**What you should do**
Write every line out verbatim and omit the pictures.

***** Records for this exercise

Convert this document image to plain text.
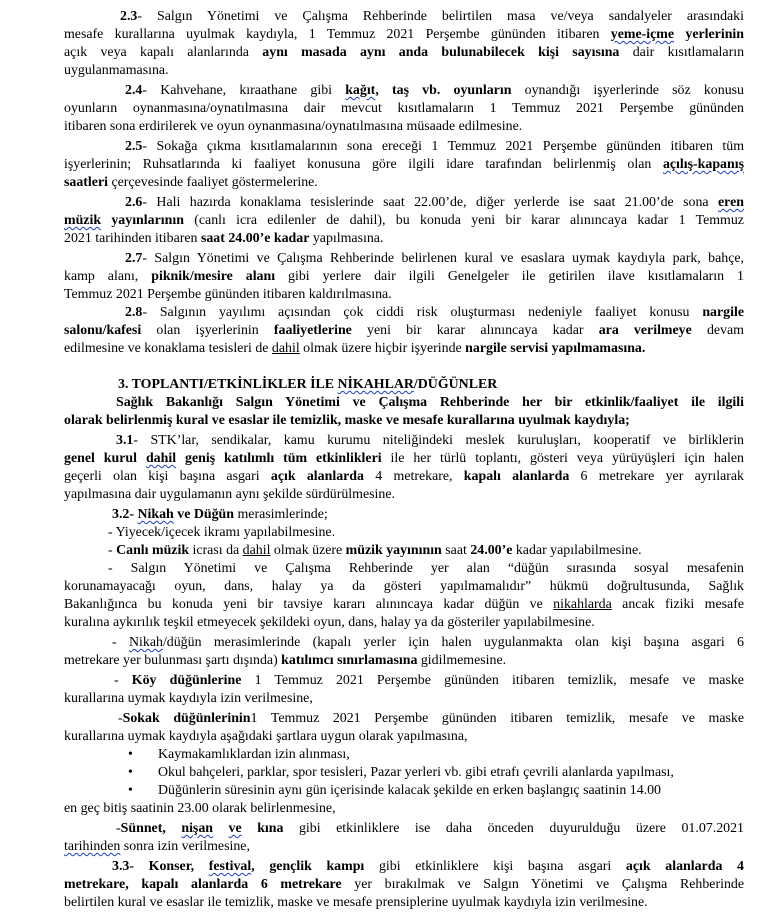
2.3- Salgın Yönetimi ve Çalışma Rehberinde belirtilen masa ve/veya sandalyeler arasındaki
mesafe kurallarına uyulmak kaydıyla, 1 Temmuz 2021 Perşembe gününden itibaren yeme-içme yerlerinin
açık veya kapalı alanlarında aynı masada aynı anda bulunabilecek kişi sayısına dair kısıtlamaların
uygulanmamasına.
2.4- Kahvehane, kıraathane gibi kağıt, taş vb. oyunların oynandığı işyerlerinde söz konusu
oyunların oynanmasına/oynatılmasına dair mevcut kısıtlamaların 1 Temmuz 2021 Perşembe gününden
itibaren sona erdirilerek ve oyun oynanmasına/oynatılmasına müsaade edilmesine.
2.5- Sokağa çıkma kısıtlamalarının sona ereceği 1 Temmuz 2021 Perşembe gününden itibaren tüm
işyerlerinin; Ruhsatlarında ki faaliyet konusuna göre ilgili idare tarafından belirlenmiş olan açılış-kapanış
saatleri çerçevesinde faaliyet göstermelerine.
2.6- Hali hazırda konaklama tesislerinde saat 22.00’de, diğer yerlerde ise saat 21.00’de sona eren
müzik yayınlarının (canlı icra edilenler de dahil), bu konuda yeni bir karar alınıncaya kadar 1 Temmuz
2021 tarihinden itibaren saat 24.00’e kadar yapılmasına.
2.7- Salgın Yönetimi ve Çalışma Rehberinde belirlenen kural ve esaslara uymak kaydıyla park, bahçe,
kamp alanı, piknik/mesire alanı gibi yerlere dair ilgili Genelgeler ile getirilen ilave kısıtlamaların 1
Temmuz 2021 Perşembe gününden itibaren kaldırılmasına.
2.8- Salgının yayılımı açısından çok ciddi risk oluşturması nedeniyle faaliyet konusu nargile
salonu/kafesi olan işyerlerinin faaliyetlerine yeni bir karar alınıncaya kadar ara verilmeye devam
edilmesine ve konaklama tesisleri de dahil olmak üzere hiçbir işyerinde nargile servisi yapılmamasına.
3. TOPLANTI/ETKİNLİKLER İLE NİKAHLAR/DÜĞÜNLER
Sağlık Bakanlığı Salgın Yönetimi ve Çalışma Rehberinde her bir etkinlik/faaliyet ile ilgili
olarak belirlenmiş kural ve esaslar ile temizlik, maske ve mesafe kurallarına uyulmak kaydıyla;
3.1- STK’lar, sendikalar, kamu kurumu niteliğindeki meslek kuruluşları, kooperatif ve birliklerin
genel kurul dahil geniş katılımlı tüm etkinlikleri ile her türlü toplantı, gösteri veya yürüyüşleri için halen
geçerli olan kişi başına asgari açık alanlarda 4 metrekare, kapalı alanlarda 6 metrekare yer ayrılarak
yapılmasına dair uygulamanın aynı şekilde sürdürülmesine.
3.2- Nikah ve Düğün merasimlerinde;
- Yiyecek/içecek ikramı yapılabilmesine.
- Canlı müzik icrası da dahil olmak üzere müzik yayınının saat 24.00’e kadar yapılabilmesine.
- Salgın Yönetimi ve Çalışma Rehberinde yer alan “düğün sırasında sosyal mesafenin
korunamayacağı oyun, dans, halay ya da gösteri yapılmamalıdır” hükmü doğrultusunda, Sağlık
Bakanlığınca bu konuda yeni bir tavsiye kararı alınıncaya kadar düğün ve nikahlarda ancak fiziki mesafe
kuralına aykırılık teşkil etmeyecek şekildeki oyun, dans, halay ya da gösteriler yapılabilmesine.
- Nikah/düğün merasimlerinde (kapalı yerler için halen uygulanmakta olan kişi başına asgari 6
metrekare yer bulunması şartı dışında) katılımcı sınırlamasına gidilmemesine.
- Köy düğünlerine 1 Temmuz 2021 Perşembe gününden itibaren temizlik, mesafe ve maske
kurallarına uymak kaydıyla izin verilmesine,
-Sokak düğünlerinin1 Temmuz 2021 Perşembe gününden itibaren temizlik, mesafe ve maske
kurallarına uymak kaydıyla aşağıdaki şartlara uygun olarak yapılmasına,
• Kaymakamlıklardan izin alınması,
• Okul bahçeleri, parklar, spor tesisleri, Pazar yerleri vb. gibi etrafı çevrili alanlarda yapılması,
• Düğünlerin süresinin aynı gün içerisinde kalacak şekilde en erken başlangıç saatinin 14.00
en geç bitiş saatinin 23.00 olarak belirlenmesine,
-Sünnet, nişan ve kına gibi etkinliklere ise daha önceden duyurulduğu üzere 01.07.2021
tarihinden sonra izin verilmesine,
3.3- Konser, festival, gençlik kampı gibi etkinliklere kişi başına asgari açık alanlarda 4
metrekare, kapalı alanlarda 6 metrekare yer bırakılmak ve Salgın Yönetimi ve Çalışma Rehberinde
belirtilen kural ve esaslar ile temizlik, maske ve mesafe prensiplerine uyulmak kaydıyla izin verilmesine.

**********

**The completed task**
Convert this document image to plain text.
2.3- Salgın Yönetimi ve Çalışma Rehberinde belirtilen masa ve/veya sandalyeler arasındaki
mesafe kurallarına uyulmak kaydıyla, 1 Temmuz 2021 Perşembe gününden itibaren yeme-içme yerlerinin
açık veya kapalı alanlarında aynı masada aynı anda bulunabilecek kişi sayısına dair kısıtlamaların
uygulanmamasına.
2.4- Kahvehane, kıraathane gibi kağıt, taş vb. oyunların oynandığı işyerlerinde söz konusu
oyunların oynanmasına/oynatılmasına dair mevcut kısıtlamaların 1 Temmuz 2021 Perşembe gününden
itibaren sona erdirilerek ve oyun oynanmasına/oynatılmasına müsaade edilmesine.
2.5- Sokağa çıkma kısıtlamalarının sona ereceği 1 Temmuz 2021 Perşembe gününden itibaren tüm
işyerlerinin; Ruhsatlarında ki faaliyet konusuna göre ilgili idare tarafından belirlenmiş olan açılış-kapanış
saatleri çerçevesinde faaliyet göstermelerine.
2.6- Hali hazırda konaklama tesislerinde saat 22.00’de, diğer yerlerde ise saat 21.00’de sona eren
müzik yayınlarının (canlı icra edilenler de dahil), bu konuda yeni bir karar alınıncaya kadar 1 Temmuz
2021 tarihinden itibaren saat 24.00’e kadar yapılmasına.
2.7- Salgın Yönetimi ve Çalışma Rehberinde belirlenen kural ve esaslara uymak kaydıyla park, bahçe,
kamp alanı, piknik/mesire alanı gibi yerlere dair ilgili Genelgeler ile getirilen ilave kısıtlamaların 1
Temmuz 2021 Perşembe gününden itibaren kaldırılmasına.
2.8- Salgının yayılımı açısından çok ciddi risk oluşturması nedeniyle faaliyet konusu nargile
salonu/kafesi olan işyerlerinin faaliyetlerine yeni bir karar alınıncaya kadar ara verilmeye devam
edilmesine ve konaklama tesisleri de dahil olmak üzere hiçbir işyerinde nargile servisi yapılmamasına.
3. TOPLANTI/ETKİNLİKLER İLE NİKAHLAR/DÜĞÜNLER
Sağlık Bakanlığı Salgın Yönetimi ve Çalışma Rehberinde her bir etkinlik/faaliyet ile ilgili
olarak belirlenmiş kural ve esaslar ile temizlik, maske ve mesafe kurallarına uyulmak kaydıyla;
3.1- STK’lar, sendikalar, kamu kurumu niteliğindeki meslek kuruluşları, kooperatif ve birliklerin
genel kurul dahil geniş katılımlı tüm etkinlikleri ile her türlü toplantı, gösteri veya yürüyüşleri için halen
geçerli olan kişi başına asgari açık alanlarda 4 metrekare, kapalı alanlarda 6 metrekare yer ayrılarak
yapılmasına dair uygulamanın aynı şekilde sürdürülmesine.
3.2- Nikah ve Düğün merasimlerinde;
- Yiyecek/içecek ikramı yapılabilmesine.
- Canlı müzik icrası da dahil olmak üzere müzik yayınının saat 24.00’e kadar yapılabilmesine.
- Salgın Yönetimi ve Çalışma Rehberinde yer alan “düğün sırasında sosyal mesafenin
korunamayacağı oyun, dans, halay ya da gösteri yapılmamalıdır” hükmü doğrultusunda, Sağlık
Bakanlığınca bu konuda yeni bir tavsiye kararı alınıncaya kadar düğün ve nikahlarda ancak fiziki mesafe
kuralına aykırılık teşkil etmeyecek şekildeki oyun, dans, halay ya da gösteriler yapılabilmesine.
- Nikah/düğün merasimlerinde (kapalı yerler için halen uygulanmakta olan kişi başına asgari 6
metrekare yer bulunması şartı dışında) katılımcı sınırlamasına gidilmemesine.
- Köy düğünlerine 1 Temmuz 2021 Perşembe gününden itibaren temizlik, mesafe ve maske
kurallarına uymak kaydıyla izin verilmesine,
-Sokak düğünlerinin1 Temmuz 2021 Perşembe gününden itibaren temizlik, mesafe ve maske
kurallarına uymak kaydıyla aşağıdaki şartlara uygun olarak yapılmasına,
• Kaymakamlıklardan izin alınması,
• Okul bahçeleri, parklar, spor tesisleri, Pazar yerleri vb. gibi etrafı çevrili alanlarda yapılması,
• Düğünlerin süresinin aynı gün içerisinde kalacak şekilde en erken başlangıç saatinin 14.00
en geç bitiş saatinin 23.00 olarak belirlenmesine,
-Sünnet, nişan ve kına gibi etkinliklere ise daha önceden duyurulduğu üzere 01.07.2021
tarihinden sonra izin verilmesine,
3.3- Konser, festival, gençlik kampı gibi etkinliklere kişi başına asgari açık alanlarda 4
metrekare, kapalı alanlarda 6 metrekare yer bırakılmak ve Salgın Yönetimi ve Çalışma Rehberinde
belirtilen kural ve esaslar ile temizlik, maske ve mesafe prensiplerine uyulmak kaydıyla izin verilmesine.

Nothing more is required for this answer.